**Data excerpts**

..........

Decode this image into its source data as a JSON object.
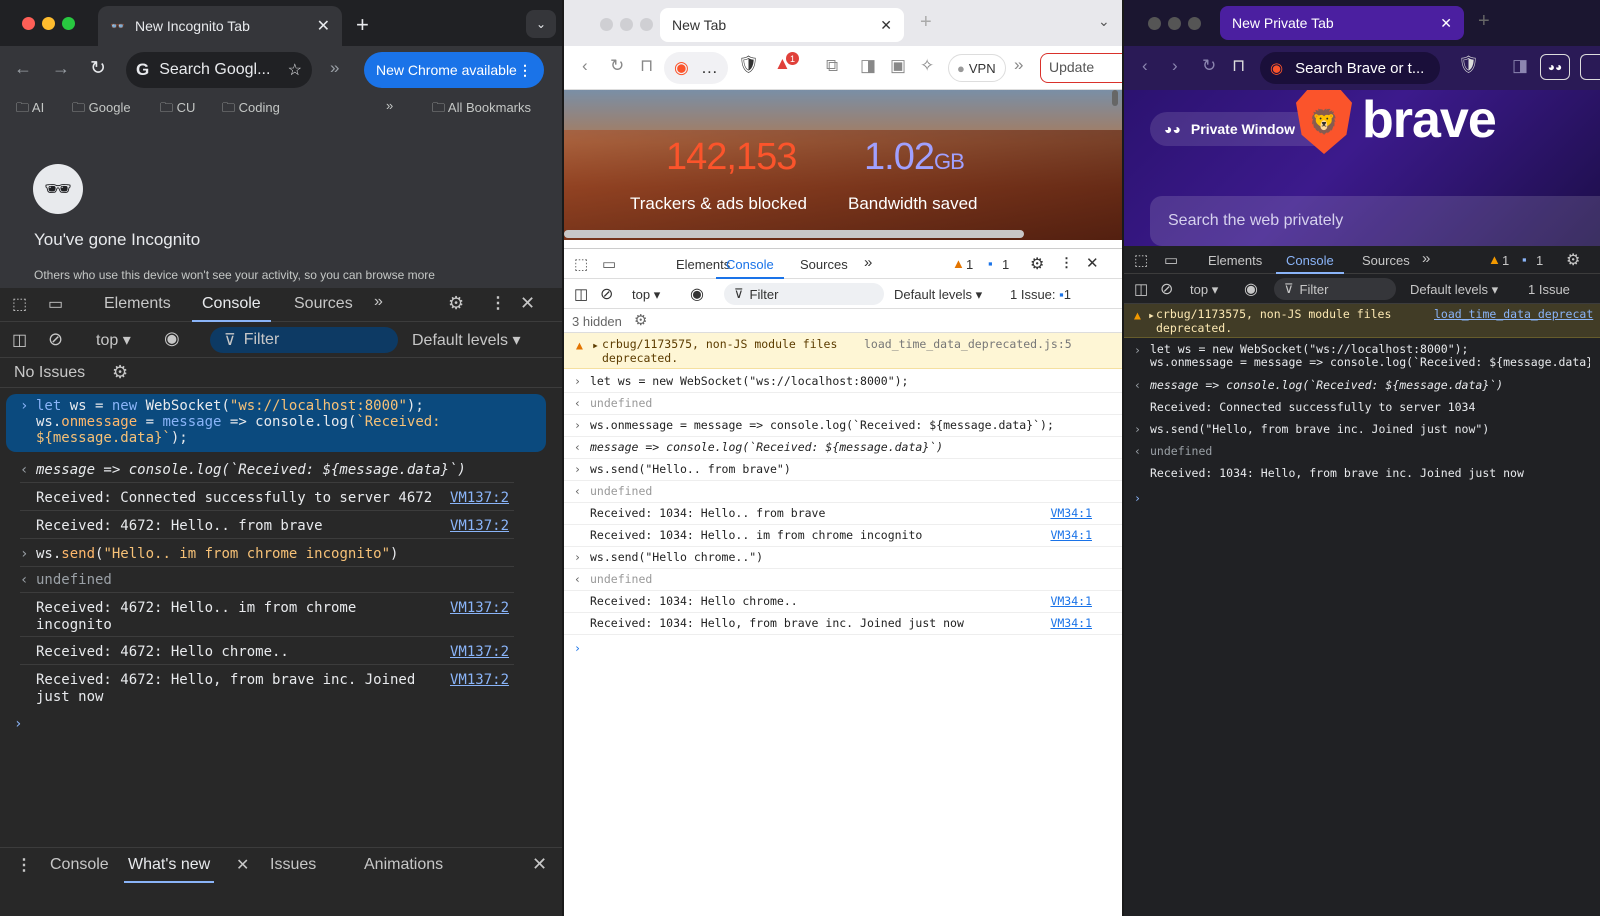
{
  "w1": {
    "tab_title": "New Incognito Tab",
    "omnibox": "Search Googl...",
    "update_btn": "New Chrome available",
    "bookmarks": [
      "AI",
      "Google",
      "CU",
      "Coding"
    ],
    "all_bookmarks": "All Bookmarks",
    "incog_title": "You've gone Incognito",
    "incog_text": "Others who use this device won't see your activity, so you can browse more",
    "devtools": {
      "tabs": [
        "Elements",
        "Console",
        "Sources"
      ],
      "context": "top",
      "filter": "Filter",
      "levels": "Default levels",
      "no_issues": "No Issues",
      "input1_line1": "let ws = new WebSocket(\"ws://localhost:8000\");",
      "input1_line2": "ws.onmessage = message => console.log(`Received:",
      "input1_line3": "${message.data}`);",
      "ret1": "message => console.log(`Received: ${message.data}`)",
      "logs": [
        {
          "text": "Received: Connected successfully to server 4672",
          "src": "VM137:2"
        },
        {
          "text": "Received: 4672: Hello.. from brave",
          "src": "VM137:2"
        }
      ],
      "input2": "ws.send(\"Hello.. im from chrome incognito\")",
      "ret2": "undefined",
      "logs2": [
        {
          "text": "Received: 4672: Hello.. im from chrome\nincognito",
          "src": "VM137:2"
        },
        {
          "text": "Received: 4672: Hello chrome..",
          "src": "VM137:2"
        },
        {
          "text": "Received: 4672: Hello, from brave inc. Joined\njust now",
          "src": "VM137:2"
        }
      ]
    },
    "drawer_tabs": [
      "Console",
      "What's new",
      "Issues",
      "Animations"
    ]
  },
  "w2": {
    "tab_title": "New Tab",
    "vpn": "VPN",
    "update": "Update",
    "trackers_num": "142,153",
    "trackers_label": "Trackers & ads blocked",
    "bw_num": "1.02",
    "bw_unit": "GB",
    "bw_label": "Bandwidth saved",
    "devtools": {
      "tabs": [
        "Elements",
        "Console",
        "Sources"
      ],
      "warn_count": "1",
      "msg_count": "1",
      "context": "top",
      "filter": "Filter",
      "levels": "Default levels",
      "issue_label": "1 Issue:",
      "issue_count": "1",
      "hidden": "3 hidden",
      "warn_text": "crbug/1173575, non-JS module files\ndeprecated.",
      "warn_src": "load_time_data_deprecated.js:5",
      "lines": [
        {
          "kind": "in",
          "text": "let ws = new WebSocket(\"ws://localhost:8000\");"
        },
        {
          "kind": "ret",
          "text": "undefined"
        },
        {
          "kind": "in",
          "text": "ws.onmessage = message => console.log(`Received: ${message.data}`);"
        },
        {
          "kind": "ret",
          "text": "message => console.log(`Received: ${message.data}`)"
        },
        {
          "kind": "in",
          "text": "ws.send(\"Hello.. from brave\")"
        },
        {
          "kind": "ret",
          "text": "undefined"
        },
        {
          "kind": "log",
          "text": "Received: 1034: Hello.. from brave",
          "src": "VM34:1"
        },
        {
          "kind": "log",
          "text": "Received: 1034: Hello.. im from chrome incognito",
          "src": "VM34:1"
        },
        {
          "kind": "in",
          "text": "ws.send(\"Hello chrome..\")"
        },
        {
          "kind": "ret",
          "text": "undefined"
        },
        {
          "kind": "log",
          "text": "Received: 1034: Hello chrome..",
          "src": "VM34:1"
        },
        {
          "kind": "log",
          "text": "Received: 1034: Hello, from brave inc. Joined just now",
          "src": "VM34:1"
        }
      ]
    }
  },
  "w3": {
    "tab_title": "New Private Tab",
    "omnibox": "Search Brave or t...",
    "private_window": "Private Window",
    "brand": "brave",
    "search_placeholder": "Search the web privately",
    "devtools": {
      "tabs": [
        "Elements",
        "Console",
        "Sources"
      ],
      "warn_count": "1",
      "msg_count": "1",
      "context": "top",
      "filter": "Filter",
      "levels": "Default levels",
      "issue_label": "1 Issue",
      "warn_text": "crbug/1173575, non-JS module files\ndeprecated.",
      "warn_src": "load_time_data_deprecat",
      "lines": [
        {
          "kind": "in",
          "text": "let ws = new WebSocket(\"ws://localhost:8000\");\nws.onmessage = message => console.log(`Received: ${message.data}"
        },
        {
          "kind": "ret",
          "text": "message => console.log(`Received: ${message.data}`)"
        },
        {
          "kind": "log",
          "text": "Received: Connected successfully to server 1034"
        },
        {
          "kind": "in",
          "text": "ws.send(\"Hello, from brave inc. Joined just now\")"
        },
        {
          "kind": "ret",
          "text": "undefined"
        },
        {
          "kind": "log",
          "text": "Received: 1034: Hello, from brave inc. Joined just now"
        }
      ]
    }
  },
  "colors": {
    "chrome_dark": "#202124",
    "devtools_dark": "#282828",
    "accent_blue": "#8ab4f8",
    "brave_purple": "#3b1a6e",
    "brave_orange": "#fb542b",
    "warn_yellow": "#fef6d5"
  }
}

..........

**Problem to work on**
Every line of the records that includes the word "send" should be gathered.

**Exercise solution**
      "input2": "ws.send(\"Hello.. im from chrome incognito\")",
          "text": "ws.send(\"Hello.. from brave\")"
          "text": "ws.send(\"Hello chrome..\")"
          "text": "ws.send(\"Hello, from brave inc. Joined just now\")"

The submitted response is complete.